*Supplied records:*
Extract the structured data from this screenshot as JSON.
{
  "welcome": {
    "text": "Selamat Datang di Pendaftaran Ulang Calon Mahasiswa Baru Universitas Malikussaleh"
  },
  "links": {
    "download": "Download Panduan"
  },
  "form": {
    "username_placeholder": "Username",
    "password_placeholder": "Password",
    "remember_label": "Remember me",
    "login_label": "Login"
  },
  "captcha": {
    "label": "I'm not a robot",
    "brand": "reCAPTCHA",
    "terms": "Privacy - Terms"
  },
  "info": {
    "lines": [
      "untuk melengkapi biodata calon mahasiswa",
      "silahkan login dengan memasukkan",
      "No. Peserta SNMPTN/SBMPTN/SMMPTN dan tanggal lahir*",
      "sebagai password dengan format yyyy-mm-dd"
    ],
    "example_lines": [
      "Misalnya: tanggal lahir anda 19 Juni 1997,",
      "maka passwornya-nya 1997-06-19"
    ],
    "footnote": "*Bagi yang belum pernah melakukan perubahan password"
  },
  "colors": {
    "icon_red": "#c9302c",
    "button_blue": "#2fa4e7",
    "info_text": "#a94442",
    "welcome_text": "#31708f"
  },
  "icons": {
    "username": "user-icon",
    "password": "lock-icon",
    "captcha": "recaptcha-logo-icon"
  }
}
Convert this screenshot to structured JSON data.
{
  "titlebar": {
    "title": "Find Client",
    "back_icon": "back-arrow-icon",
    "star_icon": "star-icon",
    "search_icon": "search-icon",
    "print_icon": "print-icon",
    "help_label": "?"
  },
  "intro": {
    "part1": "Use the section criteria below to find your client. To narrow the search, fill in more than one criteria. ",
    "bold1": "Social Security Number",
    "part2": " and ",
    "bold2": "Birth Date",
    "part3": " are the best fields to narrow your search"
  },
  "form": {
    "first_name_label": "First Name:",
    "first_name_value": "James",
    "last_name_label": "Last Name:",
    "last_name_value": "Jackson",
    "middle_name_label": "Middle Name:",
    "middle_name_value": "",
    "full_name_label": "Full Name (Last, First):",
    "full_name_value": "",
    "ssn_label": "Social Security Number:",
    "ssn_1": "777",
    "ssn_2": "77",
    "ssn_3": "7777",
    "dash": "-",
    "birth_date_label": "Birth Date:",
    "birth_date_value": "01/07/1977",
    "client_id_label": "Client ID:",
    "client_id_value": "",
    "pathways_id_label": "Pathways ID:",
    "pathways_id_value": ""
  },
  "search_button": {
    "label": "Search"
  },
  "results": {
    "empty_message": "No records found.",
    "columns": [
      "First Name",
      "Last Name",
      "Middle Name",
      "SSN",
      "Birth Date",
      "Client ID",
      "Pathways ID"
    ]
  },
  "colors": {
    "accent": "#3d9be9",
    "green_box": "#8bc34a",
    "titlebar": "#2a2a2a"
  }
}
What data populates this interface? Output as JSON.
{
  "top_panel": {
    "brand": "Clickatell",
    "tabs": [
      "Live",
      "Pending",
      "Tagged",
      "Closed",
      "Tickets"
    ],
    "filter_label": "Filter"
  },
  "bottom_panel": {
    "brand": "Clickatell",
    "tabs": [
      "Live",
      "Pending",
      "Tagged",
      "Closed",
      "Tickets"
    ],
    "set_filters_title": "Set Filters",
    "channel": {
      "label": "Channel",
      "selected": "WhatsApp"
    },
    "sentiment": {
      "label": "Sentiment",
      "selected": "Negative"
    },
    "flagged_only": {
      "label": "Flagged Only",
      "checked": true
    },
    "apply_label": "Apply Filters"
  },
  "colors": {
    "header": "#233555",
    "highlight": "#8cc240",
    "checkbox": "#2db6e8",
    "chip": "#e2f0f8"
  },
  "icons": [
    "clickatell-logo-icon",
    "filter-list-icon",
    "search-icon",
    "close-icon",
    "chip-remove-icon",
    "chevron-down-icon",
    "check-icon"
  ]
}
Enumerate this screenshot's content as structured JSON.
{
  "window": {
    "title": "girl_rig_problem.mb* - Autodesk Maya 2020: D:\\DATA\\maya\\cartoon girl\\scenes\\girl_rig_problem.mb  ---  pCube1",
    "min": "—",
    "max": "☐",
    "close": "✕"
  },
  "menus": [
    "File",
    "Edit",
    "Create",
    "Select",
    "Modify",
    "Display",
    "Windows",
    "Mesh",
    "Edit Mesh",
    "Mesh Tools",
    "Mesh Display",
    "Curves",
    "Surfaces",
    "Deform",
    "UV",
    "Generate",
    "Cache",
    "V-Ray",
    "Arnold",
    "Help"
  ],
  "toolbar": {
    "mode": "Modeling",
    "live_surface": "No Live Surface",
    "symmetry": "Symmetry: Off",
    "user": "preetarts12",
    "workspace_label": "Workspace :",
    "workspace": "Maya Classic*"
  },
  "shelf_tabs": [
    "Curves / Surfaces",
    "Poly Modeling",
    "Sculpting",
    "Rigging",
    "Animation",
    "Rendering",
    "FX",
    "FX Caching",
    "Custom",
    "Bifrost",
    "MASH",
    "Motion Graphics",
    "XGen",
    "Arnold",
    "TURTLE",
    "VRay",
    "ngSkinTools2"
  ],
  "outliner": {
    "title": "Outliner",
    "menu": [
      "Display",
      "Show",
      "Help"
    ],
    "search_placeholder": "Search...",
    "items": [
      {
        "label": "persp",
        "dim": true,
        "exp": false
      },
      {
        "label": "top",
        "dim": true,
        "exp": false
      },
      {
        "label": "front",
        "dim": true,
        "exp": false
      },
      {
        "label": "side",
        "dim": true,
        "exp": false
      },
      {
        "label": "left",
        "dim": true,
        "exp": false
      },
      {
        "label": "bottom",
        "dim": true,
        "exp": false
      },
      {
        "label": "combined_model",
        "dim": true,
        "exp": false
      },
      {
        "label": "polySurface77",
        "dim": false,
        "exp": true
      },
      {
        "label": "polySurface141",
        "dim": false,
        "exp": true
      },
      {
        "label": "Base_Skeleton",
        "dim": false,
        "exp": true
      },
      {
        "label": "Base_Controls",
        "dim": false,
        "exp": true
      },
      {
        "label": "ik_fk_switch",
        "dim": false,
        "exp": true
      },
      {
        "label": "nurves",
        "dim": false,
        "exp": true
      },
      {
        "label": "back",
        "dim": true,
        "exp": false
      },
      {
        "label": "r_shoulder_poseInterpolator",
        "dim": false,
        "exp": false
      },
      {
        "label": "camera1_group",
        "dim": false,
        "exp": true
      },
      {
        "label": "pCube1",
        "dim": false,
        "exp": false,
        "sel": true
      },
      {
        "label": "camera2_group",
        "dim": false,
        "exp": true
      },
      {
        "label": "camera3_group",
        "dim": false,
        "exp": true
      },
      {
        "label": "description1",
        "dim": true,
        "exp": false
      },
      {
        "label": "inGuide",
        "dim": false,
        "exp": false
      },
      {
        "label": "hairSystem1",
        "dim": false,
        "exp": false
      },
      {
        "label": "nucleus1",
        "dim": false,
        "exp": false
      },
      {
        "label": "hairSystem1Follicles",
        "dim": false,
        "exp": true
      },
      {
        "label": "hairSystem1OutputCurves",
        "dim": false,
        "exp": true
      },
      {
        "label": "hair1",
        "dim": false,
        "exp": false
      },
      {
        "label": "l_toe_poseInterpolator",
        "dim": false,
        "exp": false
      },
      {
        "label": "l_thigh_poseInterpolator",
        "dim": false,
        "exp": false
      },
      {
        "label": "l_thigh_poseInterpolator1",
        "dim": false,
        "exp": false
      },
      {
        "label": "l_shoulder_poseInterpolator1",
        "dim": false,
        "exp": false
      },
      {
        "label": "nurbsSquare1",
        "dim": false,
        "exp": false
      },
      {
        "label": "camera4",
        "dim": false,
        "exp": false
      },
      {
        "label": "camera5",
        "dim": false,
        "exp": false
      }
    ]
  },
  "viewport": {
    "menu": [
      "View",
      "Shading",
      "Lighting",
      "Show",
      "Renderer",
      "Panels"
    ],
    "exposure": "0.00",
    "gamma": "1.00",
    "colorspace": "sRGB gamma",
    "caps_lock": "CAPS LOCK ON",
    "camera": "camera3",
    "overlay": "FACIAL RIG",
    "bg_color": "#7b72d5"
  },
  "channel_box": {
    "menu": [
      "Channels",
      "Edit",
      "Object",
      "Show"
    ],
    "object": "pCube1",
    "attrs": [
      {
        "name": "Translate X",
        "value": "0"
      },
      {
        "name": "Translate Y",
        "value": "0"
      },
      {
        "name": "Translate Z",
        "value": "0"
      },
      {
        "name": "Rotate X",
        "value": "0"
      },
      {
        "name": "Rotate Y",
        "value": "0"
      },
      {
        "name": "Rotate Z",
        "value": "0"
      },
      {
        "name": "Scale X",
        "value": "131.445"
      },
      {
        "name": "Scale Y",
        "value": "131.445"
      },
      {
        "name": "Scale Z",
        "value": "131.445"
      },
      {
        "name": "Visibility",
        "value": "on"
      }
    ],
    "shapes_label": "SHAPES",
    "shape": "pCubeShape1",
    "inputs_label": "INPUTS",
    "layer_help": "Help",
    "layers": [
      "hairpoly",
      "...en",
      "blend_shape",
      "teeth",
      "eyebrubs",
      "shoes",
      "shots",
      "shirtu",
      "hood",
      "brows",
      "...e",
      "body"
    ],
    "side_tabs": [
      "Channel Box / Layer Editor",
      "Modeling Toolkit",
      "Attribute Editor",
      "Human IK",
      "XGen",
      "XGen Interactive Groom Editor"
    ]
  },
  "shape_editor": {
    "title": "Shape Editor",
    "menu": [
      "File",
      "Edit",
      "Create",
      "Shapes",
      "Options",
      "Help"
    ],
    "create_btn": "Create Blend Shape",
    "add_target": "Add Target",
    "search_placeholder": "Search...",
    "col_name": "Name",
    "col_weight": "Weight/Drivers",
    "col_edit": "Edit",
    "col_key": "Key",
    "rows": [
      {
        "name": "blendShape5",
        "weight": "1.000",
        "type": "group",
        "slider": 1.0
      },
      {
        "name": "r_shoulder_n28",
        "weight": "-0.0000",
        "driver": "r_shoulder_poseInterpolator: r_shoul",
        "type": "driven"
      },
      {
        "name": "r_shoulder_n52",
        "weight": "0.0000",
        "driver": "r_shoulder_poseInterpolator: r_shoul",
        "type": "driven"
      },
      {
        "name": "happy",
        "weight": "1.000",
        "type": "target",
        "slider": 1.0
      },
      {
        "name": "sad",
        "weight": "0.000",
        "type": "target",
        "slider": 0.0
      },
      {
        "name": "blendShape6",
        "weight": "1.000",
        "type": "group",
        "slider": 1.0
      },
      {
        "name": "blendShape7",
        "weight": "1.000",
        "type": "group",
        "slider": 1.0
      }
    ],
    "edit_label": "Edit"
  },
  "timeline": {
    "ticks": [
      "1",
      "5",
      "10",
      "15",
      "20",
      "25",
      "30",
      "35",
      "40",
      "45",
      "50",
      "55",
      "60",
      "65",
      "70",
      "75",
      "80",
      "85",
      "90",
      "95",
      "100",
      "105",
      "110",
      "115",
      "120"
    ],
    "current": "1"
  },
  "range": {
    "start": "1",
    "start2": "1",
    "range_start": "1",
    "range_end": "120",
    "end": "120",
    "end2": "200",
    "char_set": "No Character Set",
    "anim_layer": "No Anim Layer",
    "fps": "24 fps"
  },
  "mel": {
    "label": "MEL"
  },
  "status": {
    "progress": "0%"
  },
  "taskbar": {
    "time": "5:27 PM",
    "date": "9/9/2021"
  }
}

*Set task:* Tell how many lines hold the string "narrow", giving the number and nothing else.

*Task answer:* 2